Entries from a collection:
## START
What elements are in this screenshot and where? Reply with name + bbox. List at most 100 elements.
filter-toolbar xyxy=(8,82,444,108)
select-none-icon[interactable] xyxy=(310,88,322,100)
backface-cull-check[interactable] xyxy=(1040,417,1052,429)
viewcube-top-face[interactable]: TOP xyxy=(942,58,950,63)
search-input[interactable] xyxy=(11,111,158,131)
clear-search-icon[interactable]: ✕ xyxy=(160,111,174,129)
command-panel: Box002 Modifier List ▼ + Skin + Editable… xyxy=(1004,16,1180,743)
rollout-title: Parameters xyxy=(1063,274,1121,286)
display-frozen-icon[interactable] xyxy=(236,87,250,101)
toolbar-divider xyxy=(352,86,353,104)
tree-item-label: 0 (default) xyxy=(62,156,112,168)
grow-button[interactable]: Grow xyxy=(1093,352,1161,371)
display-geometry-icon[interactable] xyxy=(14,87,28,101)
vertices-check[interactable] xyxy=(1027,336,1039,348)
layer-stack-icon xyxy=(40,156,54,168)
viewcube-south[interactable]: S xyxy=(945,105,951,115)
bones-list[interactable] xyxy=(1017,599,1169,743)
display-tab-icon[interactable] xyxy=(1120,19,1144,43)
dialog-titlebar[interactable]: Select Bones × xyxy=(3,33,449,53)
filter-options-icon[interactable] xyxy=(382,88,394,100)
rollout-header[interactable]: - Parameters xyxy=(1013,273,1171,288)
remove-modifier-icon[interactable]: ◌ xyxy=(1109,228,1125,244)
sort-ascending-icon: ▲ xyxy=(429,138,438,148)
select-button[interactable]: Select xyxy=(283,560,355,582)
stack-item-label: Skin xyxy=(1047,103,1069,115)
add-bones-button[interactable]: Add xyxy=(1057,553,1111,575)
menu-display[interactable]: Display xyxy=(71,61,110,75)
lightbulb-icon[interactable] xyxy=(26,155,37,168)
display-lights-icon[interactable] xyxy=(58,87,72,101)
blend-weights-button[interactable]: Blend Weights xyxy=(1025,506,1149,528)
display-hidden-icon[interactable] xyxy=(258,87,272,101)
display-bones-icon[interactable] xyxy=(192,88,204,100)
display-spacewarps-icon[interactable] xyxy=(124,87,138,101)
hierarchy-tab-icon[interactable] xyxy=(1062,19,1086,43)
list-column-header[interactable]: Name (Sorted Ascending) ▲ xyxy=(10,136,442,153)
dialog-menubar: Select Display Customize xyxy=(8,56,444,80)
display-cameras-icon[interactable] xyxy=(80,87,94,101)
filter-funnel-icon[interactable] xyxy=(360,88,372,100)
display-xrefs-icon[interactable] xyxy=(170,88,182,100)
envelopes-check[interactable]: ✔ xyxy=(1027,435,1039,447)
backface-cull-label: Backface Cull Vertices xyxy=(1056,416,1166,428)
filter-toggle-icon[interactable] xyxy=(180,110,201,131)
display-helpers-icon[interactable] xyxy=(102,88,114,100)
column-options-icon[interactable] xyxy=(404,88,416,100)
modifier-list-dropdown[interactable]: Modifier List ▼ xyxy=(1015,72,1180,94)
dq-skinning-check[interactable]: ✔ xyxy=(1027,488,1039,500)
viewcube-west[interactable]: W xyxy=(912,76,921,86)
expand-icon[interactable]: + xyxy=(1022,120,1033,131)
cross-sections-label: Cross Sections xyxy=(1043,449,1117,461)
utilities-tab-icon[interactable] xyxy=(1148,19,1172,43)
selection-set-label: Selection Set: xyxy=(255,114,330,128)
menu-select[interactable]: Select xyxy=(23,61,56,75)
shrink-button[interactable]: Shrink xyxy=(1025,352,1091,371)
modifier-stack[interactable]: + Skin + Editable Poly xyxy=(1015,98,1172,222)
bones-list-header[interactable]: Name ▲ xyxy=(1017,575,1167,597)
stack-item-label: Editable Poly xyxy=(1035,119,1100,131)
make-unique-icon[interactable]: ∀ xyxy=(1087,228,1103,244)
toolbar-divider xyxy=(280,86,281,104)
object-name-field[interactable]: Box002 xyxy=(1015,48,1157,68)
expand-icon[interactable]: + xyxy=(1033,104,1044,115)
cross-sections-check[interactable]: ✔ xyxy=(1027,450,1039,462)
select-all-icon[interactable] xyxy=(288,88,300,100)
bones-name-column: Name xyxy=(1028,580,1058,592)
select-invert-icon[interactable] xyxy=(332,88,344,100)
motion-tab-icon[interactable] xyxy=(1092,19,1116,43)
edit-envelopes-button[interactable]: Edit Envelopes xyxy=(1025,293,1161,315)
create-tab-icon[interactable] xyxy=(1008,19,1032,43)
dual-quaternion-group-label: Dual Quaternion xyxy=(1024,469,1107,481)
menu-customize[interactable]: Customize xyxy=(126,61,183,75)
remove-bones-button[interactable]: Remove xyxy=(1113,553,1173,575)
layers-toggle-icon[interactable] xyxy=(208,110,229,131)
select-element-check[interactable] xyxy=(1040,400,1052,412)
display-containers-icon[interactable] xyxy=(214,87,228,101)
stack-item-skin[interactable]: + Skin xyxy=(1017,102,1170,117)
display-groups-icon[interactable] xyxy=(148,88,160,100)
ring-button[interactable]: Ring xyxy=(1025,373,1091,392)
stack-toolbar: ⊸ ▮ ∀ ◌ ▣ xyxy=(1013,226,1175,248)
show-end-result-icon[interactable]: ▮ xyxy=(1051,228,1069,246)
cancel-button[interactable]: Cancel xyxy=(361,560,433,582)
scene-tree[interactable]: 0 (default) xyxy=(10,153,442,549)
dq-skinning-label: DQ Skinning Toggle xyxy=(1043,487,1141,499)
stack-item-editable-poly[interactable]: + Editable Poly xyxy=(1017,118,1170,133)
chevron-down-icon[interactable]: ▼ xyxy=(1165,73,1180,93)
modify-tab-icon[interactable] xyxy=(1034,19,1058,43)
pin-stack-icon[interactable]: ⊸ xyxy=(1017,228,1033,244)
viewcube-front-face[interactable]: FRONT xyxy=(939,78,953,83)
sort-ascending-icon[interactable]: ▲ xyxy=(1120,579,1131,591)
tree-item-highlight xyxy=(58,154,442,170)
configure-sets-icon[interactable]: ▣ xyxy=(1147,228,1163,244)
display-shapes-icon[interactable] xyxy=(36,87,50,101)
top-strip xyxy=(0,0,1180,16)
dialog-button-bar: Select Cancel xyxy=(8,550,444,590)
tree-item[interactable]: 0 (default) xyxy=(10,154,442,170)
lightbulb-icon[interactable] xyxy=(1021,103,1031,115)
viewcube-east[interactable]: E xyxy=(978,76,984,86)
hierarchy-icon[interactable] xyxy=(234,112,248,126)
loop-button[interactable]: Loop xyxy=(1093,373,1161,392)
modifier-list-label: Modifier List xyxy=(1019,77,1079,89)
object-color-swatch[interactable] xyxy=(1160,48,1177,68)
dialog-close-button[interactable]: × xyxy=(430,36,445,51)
## END
### EXERCISE DESCRIPTION
Extract each of these items and repeat its lines word for word.

### EXERCISE SOLUTION
What elements are in this screenshot and where? Reply with name + bbox. List at most 100 elements.
filter-toolbar xyxy=(8,82,444,108)
select-none-icon[interactable] xyxy=(310,88,322,100)
backface-cull-check[interactable] xyxy=(1040,417,1052,429)
viewcube-top-face[interactable]: TOP xyxy=(942,58,950,63)
search-input[interactable] xyxy=(11,111,158,131)
clear-search-icon[interactable]: ✕ xyxy=(160,111,174,129)
command-panel: Box002 Modifier List ▼ + Skin + Editable… xyxy=(1004,16,1180,743)
rollout-title: Parameters xyxy=(1063,274,1121,286)
display-frozen-icon[interactable] xyxy=(236,87,250,101)
toolbar-divider xyxy=(352,86,353,104)
tree-item-label: 0 (default) xyxy=(62,156,112,168)
grow-button[interactable]: Grow xyxy=(1093,352,1161,371)
display-geometry-icon[interactable] xyxy=(14,87,28,101)
vertices-check[interactable] xyxy=(1027,336,1039,348)
layer-stack-icon xyxy=(40,156,54,168)
viewcube-south[interactable]: S xyxy=(945,105,951,115)
bones-list[interactable] xyxy=(1017,599,1169,743)
display-tab-icon[interactable] xyxy=(1120,19,1144,43)
dialog-titlebar[interactable]: Select Bones × xyxy=(3,33,449,53)
filter-options-icon[interactable] xyxy=(382,88,394,100)
rollout-header[interactable]: - Parameters xyxy=(1013,273,1171,288)
remove-modifier-icon[interactable]: ◌ xyxy=(1109,228,1125,244)
sort-ascending-icon: ▲ xyxy=(429,138,438,148)
select-button[interactable]: Select xyxy=(283,560,355,582)
stack-item-label: Skin xyxy=(1047,103,1069,115)
add-bones-button[interactable]: Add xyxy=(1057,553,1111,575)
menu-display[interactable]: Display xyxy=(71,61,110,75)
lightbulb-icon[interactable] xyxy=(26,155,37,168)
display-lights-icon[interactable] xyxy=(58,87,72,101)
blend-weights-button[interactable]: Blend Weights xyxy=(1025,506,1149,528)
display-hidden-icon[interactable] xyxy=(258,87,272,101)
display-bones-icon[interactable] xyxy=(192,88,204,100)
display-spacewarps-icon[interactable] xyxy=(124,87,138,101)
hierarchy-tab-icon[interactable] xyxy=(1062,19,1086,43)
list-column-header[interactable]: Name (Sorted Ascending) ▲ xyxy=(10,136,442,153)
dialog-menubar: Select Display Customize xyxy=(8,56,444,80)
display-cameras-icon[interactable] xyxy=(80,87,94,101)
filter-funnel-icon[interactable] xyxy=(360,88,372,100)
display-xrefs-icon[interactable] xyxy=(170,88,182,100)
envelopes-check[interactable]: ✔ xyxy=(1027,435,1039,447)
backface-cull-label: Backface Cull Vertices xyxy=(1056,416,1166,428)
filter-toggle-icon[interactable] xyxy=(180,110,201,131)
display-helpers-icon[interactable] xyxy=(102,88,114,100)
column-options-icon[interactable] xyxy=(404,88,416,100)
modifier-list-dropdown[interactable]: Modifier List ▼ xyxy=(1015,72,1180,94)
dq-skinning-check[interactable]: ✔ xyxy=(1027,488,1039,500)
viewcube-west[interactable]: W xyxy=(912,76,921,86)
expand-icon[interactable]: + xyxy=(1022,120,1033,131)
cross-sections-label: Cross Sections xyxy=(1043,449,1117,461)
utilities-tab-icon[interactable] xyxy=(1148,19,1172,43)
selection-set-label: Selection Set: xyxy=(255,114,330,128)
menu-select[interactable]: Select xyxy=(23,61,56,75)
shrink-button[interactable]: Shrink xyxy=(1025,352,1091,371)
modifier-stack[interactable]: + Skin + Editable Poly xyxy=(1015,98,1172,222)
bones-list-header[interactable]: Name ▲ xyxy=(1017,575,1167,597)
stack-item-label: Editable Poly xyxy=(1035,119,1100,131)
make-unique-icon[interactable]: ∀ xyxy=(1087,228,1103,244)
toolbar-divider xyxy=(280,86,281,104)
object-name-field[interactable]: Box002 xyxy=(1015,48,1157,68)
expand-icon[interactable]: + xyxy=(1033,104,1044,115)
cross-sections-check[interactable]: ✔ xyxy=(1027,450,1039,462)
select-all-icon[interactable] xyxy=(288,88,300,100)
bones-name-column: Name xyxy=(1028,580,1058,592)
select-invert-icon[interactable] xyxy=(332,88,344,100)
motion-tab-icon[interactable] xyxy=(1092,19,1116,43)
edit-envelopes-button[interactable]: Edit Envelopes xyxy=(1025,293,1161,315)
create-tab-icon[interactable] xyxy=(1008,19,1032,43)
dual-quaternion-group-label: Dual Quaternion xyxy=(1024,469,1107,481)
menu-customize[interactable]: Customize xyxy=(126,61,183,75)
remove-bones-button[interactable]: Remove xyxy=(1113,553,1173,575)
layers-toggle-icon[interactable] xyxy=(208,110,229,131)
select-element-check[interactable] xyxy=(1040,400,1052,412)
display-containers-icon[interactable] xyxy=(214,87,228,101)
stack-item-skin[interactable]: + Skin xyxy=(1017,102,1170,117)
display-groups-icon[interactable] xyxy=(148,88,160,100)
ring-button[interactable]: Ring xyxy=(1025,373,1091,392)
stack-toolbar: ⊸ ▮ ∀ ◌ ▣ xyxy=(1013,226,1175,248)
show-end-result-icon[interactable]: ▮ xyxy=(1051,228,1069,246)
cancel-button[interactable]: Cancel xyxy=(361,560,433,582)
scene-tree[interactable]: 0 (default) xyxy=(10,153,442,549)
dq-skinning-label: DQ Skinning Toggle xyxy=(1043,487,1141,499)
stack-item-editable-poly[interactable]: + Editable Poly xyxy=(1017,118,1170,133)
chevron-down-icon[interactable]: ▼ xyxy=(1165,73,1180,93)
modify-tab-icon[interactable] xyxy=(1034,19,1058,43)
pin-stack-icon[interactable]: ⊸ xyxy=(1017,228,1033,244)
viewcube-front-face[interactable]: FRONT xyxy=(939,78,953,83)
sort-ascending-icon[interactable]: ▲ xyxy=(1120,579,1131,591)
tree-item-highlight xyxy=(58,154,442,170)
configure-sets-icon[interactable]: ▣ xyxy=(1147,228,1163,244)
display-shapes-icon[interactable] xyxy=(36,87,50,101)
top-strip xyxy=(0,0,1180,16)
dialog-button-bar: Select Cancel xyxy=(8,550,444,590)
tree-item[interactable]: 0 (default) xyxy=(10,154,442,170)
lightbulb-icon[interactable] xyxy=(1021,103,1031,115)
viewcube-east[interactable]: E xyxy=(978,76,984,86)
hierarchy-icon[interactable] xyxy=(234,112,248,126)
loop-button[interactable]: Loop xyxy=(1093,373,1161,392)
modifier-list-label: Modifier List xyxy=(1019,77,1079,89)
object-color-swatch[interactable] xyxy=(1160,48,1177,68)
dialog-close-button[interactable]: × xyxy=(430,36,445,51)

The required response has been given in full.